■ **RECORD EXCERPTS**
%%

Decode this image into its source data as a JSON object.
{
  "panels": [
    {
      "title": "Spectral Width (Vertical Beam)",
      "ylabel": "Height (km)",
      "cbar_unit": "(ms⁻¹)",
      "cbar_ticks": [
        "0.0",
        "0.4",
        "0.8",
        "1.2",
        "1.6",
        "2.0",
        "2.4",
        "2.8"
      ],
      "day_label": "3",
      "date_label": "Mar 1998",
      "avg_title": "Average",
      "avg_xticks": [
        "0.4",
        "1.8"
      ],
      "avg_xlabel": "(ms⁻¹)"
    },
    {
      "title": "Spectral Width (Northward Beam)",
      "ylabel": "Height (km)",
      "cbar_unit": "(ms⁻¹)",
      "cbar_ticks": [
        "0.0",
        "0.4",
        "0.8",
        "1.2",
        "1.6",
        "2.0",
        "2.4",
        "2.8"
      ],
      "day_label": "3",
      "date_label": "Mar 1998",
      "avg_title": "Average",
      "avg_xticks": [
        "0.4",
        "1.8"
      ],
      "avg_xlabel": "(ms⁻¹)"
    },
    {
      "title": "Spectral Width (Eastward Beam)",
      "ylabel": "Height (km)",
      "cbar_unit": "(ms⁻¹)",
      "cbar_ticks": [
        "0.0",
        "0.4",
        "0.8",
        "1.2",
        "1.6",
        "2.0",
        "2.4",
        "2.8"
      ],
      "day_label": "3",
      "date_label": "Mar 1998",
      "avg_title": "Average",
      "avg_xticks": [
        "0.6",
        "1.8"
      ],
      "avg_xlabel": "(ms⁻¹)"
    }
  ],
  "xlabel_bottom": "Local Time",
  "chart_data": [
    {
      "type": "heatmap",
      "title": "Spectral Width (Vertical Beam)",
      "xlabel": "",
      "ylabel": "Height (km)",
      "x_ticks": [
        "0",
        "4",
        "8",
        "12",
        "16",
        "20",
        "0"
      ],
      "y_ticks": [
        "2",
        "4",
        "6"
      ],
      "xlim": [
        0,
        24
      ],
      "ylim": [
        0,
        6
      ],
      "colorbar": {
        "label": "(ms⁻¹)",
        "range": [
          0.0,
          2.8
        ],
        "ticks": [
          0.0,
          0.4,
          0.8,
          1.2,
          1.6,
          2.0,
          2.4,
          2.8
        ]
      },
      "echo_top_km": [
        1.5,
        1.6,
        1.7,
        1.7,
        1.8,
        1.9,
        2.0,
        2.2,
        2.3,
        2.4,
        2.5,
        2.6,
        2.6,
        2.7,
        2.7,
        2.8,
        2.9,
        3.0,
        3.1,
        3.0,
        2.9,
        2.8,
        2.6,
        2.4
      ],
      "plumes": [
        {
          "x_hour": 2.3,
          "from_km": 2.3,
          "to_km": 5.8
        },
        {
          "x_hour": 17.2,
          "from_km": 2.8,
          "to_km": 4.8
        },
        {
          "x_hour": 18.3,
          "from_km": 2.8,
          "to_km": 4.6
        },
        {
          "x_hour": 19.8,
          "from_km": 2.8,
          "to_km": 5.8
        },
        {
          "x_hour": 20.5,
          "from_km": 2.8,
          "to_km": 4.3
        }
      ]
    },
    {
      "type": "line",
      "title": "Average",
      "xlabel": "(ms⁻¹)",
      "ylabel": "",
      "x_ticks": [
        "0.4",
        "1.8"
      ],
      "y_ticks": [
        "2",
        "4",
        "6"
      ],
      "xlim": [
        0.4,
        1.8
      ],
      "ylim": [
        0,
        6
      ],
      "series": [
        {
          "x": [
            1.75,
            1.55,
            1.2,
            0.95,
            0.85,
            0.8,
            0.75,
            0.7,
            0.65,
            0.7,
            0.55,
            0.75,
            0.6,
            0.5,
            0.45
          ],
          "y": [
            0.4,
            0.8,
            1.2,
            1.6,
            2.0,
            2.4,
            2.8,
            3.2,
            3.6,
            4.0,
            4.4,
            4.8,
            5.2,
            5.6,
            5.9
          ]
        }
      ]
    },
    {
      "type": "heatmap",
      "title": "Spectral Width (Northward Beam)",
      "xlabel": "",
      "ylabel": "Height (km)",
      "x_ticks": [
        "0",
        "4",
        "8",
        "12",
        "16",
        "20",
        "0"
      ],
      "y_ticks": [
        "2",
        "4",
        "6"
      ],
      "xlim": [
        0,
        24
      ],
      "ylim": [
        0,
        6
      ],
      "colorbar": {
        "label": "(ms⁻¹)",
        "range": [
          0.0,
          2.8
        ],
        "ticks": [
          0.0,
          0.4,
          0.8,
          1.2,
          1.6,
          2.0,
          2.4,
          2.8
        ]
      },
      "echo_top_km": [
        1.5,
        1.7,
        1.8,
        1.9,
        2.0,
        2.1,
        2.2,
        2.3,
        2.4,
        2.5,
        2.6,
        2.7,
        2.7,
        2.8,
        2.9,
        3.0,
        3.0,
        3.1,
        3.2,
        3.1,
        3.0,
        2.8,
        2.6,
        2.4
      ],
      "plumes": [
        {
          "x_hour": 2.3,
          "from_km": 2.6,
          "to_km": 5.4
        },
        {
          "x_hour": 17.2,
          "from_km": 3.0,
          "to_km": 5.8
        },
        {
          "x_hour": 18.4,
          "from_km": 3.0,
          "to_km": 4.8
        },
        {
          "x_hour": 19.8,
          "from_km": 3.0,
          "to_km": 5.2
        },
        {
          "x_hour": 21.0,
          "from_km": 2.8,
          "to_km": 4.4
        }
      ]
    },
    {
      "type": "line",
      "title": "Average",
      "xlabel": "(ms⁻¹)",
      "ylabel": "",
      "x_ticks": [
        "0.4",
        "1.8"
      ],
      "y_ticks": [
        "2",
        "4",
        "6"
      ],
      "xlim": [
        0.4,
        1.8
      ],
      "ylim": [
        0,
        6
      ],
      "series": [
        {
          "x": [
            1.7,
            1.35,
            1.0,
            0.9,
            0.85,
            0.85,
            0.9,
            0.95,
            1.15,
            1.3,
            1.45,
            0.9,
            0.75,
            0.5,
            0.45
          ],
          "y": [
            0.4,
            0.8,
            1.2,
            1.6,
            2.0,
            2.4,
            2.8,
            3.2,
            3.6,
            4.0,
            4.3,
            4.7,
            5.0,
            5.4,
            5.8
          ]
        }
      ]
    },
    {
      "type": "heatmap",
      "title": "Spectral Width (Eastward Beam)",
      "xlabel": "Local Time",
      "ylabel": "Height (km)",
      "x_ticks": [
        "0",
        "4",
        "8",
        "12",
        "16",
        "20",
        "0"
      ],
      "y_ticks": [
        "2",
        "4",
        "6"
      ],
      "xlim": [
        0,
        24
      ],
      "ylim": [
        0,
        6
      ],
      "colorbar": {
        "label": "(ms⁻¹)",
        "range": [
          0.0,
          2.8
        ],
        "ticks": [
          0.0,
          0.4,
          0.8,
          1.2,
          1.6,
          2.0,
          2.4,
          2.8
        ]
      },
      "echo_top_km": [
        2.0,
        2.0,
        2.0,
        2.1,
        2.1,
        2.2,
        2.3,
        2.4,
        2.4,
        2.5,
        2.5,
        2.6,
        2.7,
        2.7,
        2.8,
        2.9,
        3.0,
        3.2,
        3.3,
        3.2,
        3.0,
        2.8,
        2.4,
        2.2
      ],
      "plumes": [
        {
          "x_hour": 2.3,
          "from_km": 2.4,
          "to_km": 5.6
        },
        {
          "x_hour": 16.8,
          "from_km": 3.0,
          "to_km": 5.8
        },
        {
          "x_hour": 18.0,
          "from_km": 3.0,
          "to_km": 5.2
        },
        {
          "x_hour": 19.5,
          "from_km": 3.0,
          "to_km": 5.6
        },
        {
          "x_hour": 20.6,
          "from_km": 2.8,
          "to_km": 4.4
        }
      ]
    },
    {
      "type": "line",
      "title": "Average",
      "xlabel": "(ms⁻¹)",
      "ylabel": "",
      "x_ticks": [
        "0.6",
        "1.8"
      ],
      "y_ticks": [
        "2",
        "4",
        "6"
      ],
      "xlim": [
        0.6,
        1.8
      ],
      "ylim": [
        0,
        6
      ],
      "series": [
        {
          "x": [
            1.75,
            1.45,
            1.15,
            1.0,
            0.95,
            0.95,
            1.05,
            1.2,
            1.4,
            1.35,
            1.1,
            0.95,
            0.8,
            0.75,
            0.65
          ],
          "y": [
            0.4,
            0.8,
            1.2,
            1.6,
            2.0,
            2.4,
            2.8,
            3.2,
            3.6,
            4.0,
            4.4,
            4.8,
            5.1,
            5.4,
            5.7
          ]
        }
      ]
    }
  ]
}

%%

■ **EXERCISE DESCRIPTION**
Search the data for the word "Time" and copy each line where it appears.

■ **EXERCISE RESULT**
  "xlabel_bottom": "Local Time",
      "xlabel": "Local Time",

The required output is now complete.